ACTIVITIES
1. Name every spouse listed in the Pupi Campo article below.
2. Duplicate the passage of the Pupi Campo article from "Cuban musician and" to "pianist Joe Loco.".

Background information
- Born: Jacinto Campo May 1, 1920 Havana, Cuba
- Died: December 12, 2011 (aged 91) Las Vegas, Nevada, U.S.
- Occupations: Singer, dancer, bandleader
- Years active: 1940s–1970s
- Labels: Seeco, Tico
- Spouses: Diosa Costello; Betty Clooney; Joette Renee Irk;

= Pupi Campo =

Cuban musician and dancer (1920–2011)

Jacinto "Pupi" Campo (May 1, 1920 – December 12, 2011) was a Cuban entertainer, dancer, and bandleader who spent most of his life in the United States. As a bandleader in the 1940s and 1950s, he made recordings for labels such as Seeco and Tico. His band featured percussionist and musical director Tito Puente and pianist Joe Loco.

== Career ==
Starting as a dancer to a band at the Eden Concert nightclub, he eventually fronted his own band, which appeared on Jack Paar's Morning Show on American television from 1954 to 1956. Later he was dubbed "the rumba maestro" by the New York Daily Mirror. In 1970 he moved to Las Vegas, where he set up the jazz club "Cleopatra's Barge", inside Caesars Palace.

Two future Latin music stars, Tito Puente and Joe Loco, played with the Pupi Campo Orchestra in the late 1940s. Tito Puente was the orchestra's musical director for two years. In the 1970s, when Cachao moved to Las Vegas, he played in Pupi Campo's band, among others.

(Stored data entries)

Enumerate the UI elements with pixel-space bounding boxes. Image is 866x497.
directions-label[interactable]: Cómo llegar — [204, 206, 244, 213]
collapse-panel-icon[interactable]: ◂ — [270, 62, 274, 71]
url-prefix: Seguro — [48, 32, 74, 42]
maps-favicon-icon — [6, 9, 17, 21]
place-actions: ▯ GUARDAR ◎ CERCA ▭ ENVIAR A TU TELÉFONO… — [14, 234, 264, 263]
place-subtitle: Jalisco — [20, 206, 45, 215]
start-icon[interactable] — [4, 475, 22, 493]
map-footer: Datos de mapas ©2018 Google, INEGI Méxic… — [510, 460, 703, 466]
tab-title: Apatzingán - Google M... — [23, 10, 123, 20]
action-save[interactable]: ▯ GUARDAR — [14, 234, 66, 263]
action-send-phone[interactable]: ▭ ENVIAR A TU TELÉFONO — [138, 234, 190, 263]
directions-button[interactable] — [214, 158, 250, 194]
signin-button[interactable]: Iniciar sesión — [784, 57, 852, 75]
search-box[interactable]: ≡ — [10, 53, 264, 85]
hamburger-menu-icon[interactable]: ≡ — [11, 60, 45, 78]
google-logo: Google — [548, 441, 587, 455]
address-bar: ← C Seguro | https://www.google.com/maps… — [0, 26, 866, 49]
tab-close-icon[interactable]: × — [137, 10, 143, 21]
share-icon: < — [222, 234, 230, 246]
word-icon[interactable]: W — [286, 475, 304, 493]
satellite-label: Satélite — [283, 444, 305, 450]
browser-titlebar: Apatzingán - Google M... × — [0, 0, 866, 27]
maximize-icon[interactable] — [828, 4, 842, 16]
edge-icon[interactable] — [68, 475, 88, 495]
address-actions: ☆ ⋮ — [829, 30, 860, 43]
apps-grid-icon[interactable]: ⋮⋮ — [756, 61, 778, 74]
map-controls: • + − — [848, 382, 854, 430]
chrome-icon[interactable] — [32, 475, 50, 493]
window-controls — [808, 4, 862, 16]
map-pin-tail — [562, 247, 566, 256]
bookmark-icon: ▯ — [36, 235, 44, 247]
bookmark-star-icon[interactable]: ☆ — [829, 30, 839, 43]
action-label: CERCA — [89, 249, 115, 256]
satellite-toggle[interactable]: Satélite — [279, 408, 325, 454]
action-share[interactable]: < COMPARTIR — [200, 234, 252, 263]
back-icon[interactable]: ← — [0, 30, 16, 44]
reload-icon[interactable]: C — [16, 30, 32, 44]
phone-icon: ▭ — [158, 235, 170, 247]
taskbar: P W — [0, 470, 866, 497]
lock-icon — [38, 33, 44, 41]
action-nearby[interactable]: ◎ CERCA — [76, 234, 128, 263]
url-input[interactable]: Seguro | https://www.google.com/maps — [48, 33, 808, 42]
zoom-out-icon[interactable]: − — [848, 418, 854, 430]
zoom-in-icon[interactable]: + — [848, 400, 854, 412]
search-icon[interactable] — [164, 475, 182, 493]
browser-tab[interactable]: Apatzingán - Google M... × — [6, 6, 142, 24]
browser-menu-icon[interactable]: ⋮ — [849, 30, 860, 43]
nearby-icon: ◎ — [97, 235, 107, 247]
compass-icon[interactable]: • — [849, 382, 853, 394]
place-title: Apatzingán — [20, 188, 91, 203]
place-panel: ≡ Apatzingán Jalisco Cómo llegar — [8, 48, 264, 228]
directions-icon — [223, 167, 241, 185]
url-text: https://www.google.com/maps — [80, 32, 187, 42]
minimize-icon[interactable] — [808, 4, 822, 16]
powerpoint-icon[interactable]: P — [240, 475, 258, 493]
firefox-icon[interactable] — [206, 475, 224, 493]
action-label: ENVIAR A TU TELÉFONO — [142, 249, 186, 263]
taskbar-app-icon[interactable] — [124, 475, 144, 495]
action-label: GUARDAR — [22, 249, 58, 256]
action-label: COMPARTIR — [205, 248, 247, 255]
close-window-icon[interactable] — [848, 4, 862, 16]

PER-TASK ANSWERS
1. Diosa Costello, Betty Clooney, Joette Renee Irk

2.
Cuban musician and dancer (1920–2011)

Jacinto "Pupi" Campo (May 1, 1920 – December 12, 2011) was a Cuban entertainer, dancer, and bandleader who spent most of his life in the United States. As a bandleader in the 1940s and 1950s, he made recordings for labels such as Seeco and Tico. His band featured percussionist and musical director Tito Puente and pianist Joe Loco.